The records Start Marker
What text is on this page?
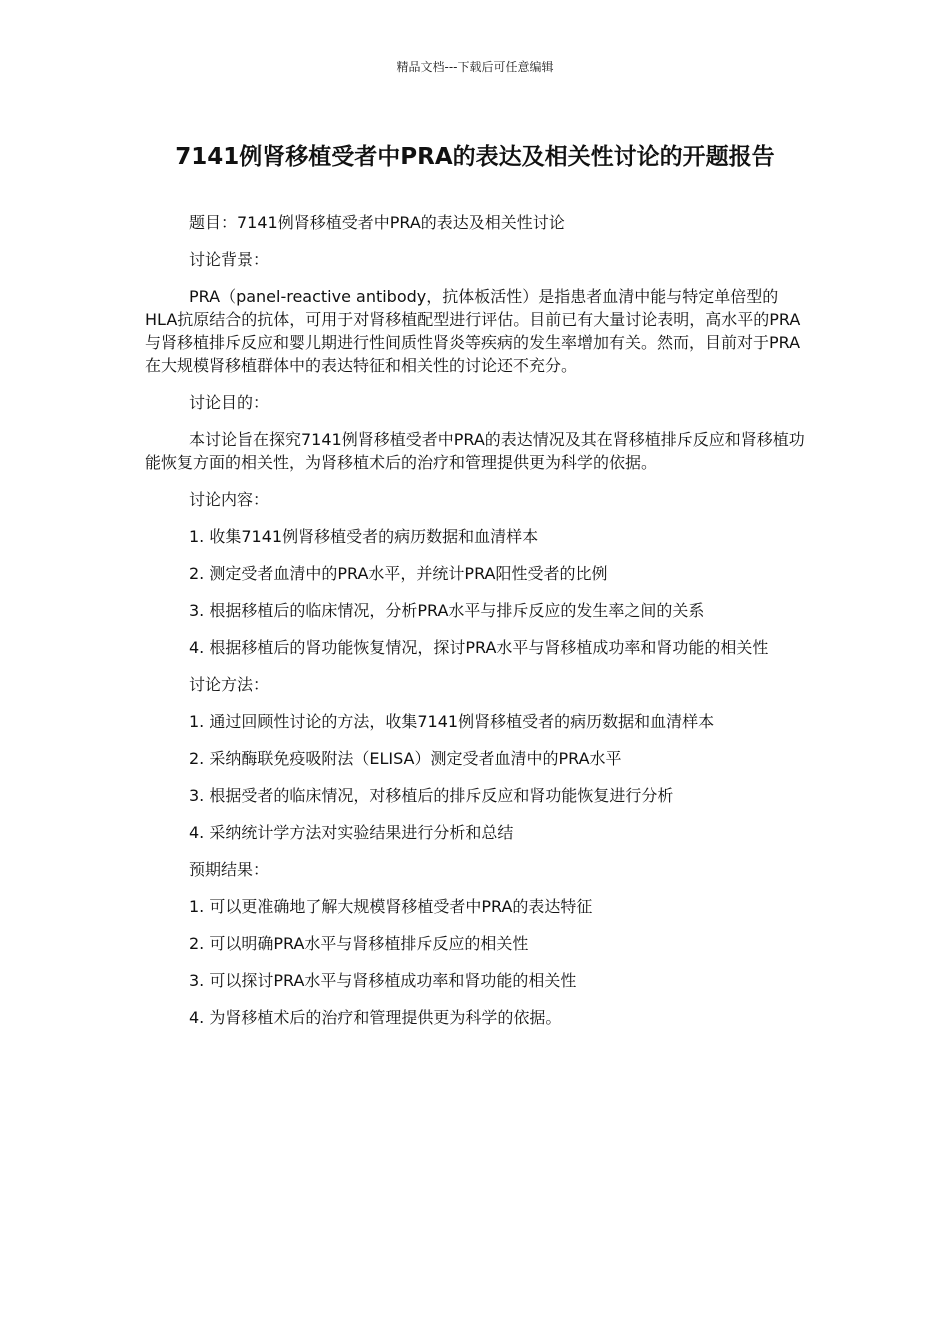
精品文档---下载后可任意编辑
7141例肾移植受者中PRA的表达及相关性讨论的开题报告

题目：7141例肾移植受者中PRA的表达及相关性讨论

讨论背景：

PRA（panel-reactive antibody，抗体板活性）是指患者血清中能与特定单倍型的HLA抗原结合的抗体，可用于对肾移植配型进行评估。目前已有大量讨论表明，高水平的PRA与肾移植排斥反应和婴儿期进行性间质性肾炎等疾病的发生率增加有关。然而，目前对于PRA在大规模肾移植群体中的表达特征和相关性的讨论还不充分。

讨论目的：

本讨论旨在探究7141例肾移植受者中PRA的表达情况及其在肾移植排斥反应和肾移植功能恢复方面的相关性，为肾移植术后的治疗和管理提供更为科学的依据。

讨论内容：

1. 收集7141例肾移植受者的病历数据和血清样本

2. 测定受者血清中的PRA水平，并统计PRA阳性受者的比例

3. 根据移植后的临床情况，分析PRA水平与排斥反应的发生率之间的关系

4. 根据移植后的肾功能恢复情况，探讨PRA水平与肾移植成功率和肾功能的相关性

讨论方法：

1. 通过回顾性讨论的方法，收集7141例肾移植受者的病历数据和血清样本

2. 采纳酶联免疫吸附法（ELISA）测定受者血清中的PRA水平

3. 根据受者的临床情况，对移植后的排斥反应和肾功能恢复进行分析

4. 采纳统计学方法对实验结果进行分析和总结

预期结果：

1. 可以更准确地了解大规模肾移植受者中PRA的表达特征

2. 可以明确PRA水平与肾移植排斥反应的相关性

3. 可以探讨PRA水平与肾移植成功率和肾功能的相关性

4. 为肾移植术后的治疗和管理提供更为科学的依据。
The records End Marker
▸ Work task
Your answer must be the full set of entries, set down exactly and without pictures.

▸ Answer area
What text is on this page?
精品文档---下载后可任意编辑
7141例肾移植受者中PRA的表达及相关性讨论的开题报告

题目：7141例肾移植受者中PRA的表达及相关性讨论

讨论背景：

PRA（panel-reactive antibody，抗体板活性）是指患者血清中能与特定单倍型的HLA抗原结合的抗体，可用于对肾移植配型进行评估。目前已有大量讨论表明，高水平的PRA与肾移植排斥反应和婴儿期进行性间质性肾炎等疾病的发生率增加有关。然而，目前对于PRA在大规模肾移植群体中的表达特征和相关性的讨论还不充分。

讨论目的：

本讨论旨在探究7141例肾移植受者中PRA的表达情况及其在肾移植排斥反应和肾移植功能恢复方面的相关性，为肾移植术后的治疗和管理提供更为科学的依据。

讨论内容：

1. 收集7141例肾移植受者的病历数据和血清样本

2. 测定受者血清中的PRA水平，并统计PRA阳性受者的比例

3. 根据移植后的临床情况，分析PRA水平与排斥反应的发生率之间的关系

4. 根据移植后的肾功能恢复情况，探讨PRA水平与肾移植成功率和肾功能的相关性

讨论方法：

1. 通过回顾性讨论的方法，收集7141例肾移植受者的病历数据和血清样本

2. 采纳酶联免疫吸附法（ELISA）测定受者血清中的PRA水平

3. 根据受者的临床情况，对移植后的排斥反应和肾功能恢复进行分析

4. 采纳统计学方法对实验结果进行分析和总结

预期结果：

1. 可以更准确地了解大规模肾移植受者中PRA的表达特征

2. 可以明确PRA水平与肾移植排斥反应的相关性

3. 可以探讨PRA水平与肾移植成功率和肾功能的相关性

4. 为肾移植术后的治疗和管理提供更为科学的依据。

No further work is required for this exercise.